WORK REQUIRED - Your task is to repeat all of the material exactly.

SUPPLIED MATERIAL -

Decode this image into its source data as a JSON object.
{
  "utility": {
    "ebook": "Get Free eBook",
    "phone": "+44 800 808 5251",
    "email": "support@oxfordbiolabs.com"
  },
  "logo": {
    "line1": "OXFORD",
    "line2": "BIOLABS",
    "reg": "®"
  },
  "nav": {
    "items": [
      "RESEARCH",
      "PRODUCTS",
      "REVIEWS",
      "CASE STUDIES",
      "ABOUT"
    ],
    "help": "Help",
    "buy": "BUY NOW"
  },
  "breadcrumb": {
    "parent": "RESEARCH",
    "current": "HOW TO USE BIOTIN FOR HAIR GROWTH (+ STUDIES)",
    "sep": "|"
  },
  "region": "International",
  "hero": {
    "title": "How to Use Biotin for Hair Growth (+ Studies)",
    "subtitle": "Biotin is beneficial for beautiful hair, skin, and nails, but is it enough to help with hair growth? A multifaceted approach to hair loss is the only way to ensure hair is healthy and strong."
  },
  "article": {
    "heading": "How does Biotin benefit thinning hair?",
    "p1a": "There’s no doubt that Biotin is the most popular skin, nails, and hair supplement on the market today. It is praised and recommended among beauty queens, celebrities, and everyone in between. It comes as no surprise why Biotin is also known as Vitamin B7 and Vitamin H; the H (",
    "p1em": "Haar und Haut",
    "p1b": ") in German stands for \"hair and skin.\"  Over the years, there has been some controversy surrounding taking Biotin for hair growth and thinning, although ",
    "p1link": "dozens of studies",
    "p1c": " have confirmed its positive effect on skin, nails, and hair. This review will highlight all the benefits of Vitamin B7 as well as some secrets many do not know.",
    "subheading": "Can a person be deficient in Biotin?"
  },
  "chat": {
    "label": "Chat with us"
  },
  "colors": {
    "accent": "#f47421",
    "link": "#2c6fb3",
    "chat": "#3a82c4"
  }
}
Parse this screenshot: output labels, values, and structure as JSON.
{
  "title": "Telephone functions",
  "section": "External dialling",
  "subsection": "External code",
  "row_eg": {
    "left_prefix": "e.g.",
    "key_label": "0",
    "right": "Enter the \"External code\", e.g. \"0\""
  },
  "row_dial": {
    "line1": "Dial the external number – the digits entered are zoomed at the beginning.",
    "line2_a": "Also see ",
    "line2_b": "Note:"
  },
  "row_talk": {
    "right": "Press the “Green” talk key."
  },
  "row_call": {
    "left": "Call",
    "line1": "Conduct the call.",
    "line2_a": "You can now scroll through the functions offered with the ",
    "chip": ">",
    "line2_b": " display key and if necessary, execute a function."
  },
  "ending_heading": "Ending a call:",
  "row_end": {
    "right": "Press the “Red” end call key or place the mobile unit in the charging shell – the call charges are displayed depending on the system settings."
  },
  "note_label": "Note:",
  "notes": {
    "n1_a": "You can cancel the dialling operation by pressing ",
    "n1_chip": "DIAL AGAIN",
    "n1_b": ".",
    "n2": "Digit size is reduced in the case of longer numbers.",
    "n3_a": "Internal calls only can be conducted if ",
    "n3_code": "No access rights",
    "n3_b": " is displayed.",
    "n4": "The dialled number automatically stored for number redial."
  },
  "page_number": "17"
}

WRITTEN ANSWER -
Decode this image into its source data as a JSON object.
{
  "utility": {
    "ebook": "Get Free eBook",
    "phone": "+44 800 808 5251",
    "email": "support@oxfordbiolabs.com"
  },
  "logo": {
    "line1": "OXFORD",
    "line2": "BIOLABS",
    "reg": "®"
  },
  "nav": {
    "items": [
      "RESEARCH",
      "PRODUCTS",
      "REVIEWS",
      "CASE STUDIES",
      "ABOUT"
    ],
    "help": "Help",
    "buy": "BUY NOW"
  },
  "breadcrumb": {
    "parent": "RESEARCH",
    "current": "HOW TO USE BIOTIN FOR HAIR GROWTH (+ STUDIES)",
    "sep": "|"
  },
  "region": "International",
  "hero": {
    "title": "How to Use Biotin for Hair Growth (+ Studies)",
    "subtitle": "Biotin is beneficial for beautiful hair, skin, and nails, but is it enough to help with hair growth? A multifaceted approach to hair loss is the only way to ensure hair is healthy and strong."
  },
  "article": {
    "heading": "How does Biotin benefit thinning hair?",
    "p1a": "There’s no doubt that Biotin is the most popular skin, nails, and hair supplement on the market today. It is praised and recommended among beauty queens, celebrities, and everyone in between. It comes as no surprise why Biotin is also known as Vitamin B7 and Vitamin H; the H (",
    "p1em": "Haar und Haut",
    "p1b": ") in German stands for \"hair and skin.\"  Over the years, there has been some controversy surrounding taking Biotin for hair growth and thinning, although ",
    "p1link": "dozens of studies",
    "p1c": " have confirmed its positive effect on skin, nails, and hair. This review will highlight all the benefits of Vitamin B7 as well as some secrets many do not know.",
    "subheading": "Can a person be deficient in Biotin?"
  },
  "chat": {
    "label": "Chat with us"
  },
  "colors": {
    "accent": "#f47421",
    "link": "#2c6fb3",
    "chat": "#3a82c4"
  }
}
Parse this screenshot: output labels, values, and structure as JSON.
{
  "title": "Telephone functions",
  "section": "External dialling",
  "subsection": "External code",
  "row_eg": {
    "left_prefix": "e.g.",
    "key_label": "0",
    "right": "Enter the \"External code\", e.g. \"0\""
  },
  "row_dial": {
    "line1": "Dial the external number – the digits entered are zoomed at the beginning.",
    "line2_a": "Also see ",
    "line2_b": "Note:"
  },
  "row_talk": {
    "right": "Press the “Green” talk key."
  },
  "row_call": {
    "left": "Call",
    "line1": "Conduct the call.",
    "line2_a": "You can now scroll through the functions offered with the ",
    "chip": ">",
    "line2_b": " display key and if necessary, execute a function."
  },
  "ending_heading": "Ending a call:",
  "row_end": {
    "right": "Press the “Red” end call key or place the mobile unit in the charging shell – the call charges are displayed depending on the system settings."
  },
  "note_label": "Note:",
  "notes": {
    "n1_a": "You can cancel the dialling operation by pressing ",
    "n1_chip": "DIAL AGAIN",
    "n1_b": ".",
    "n2": "Digit size is reduced in the case of longer numbers.",
    "n3_a": "Internal calls only can be conducted if ",
    "n3_code": "No access rights",
    "n3_b": " is displayed.",
    "n4": "The dialled number automatically stored for number redial."
  },
  "page_number": "17"
}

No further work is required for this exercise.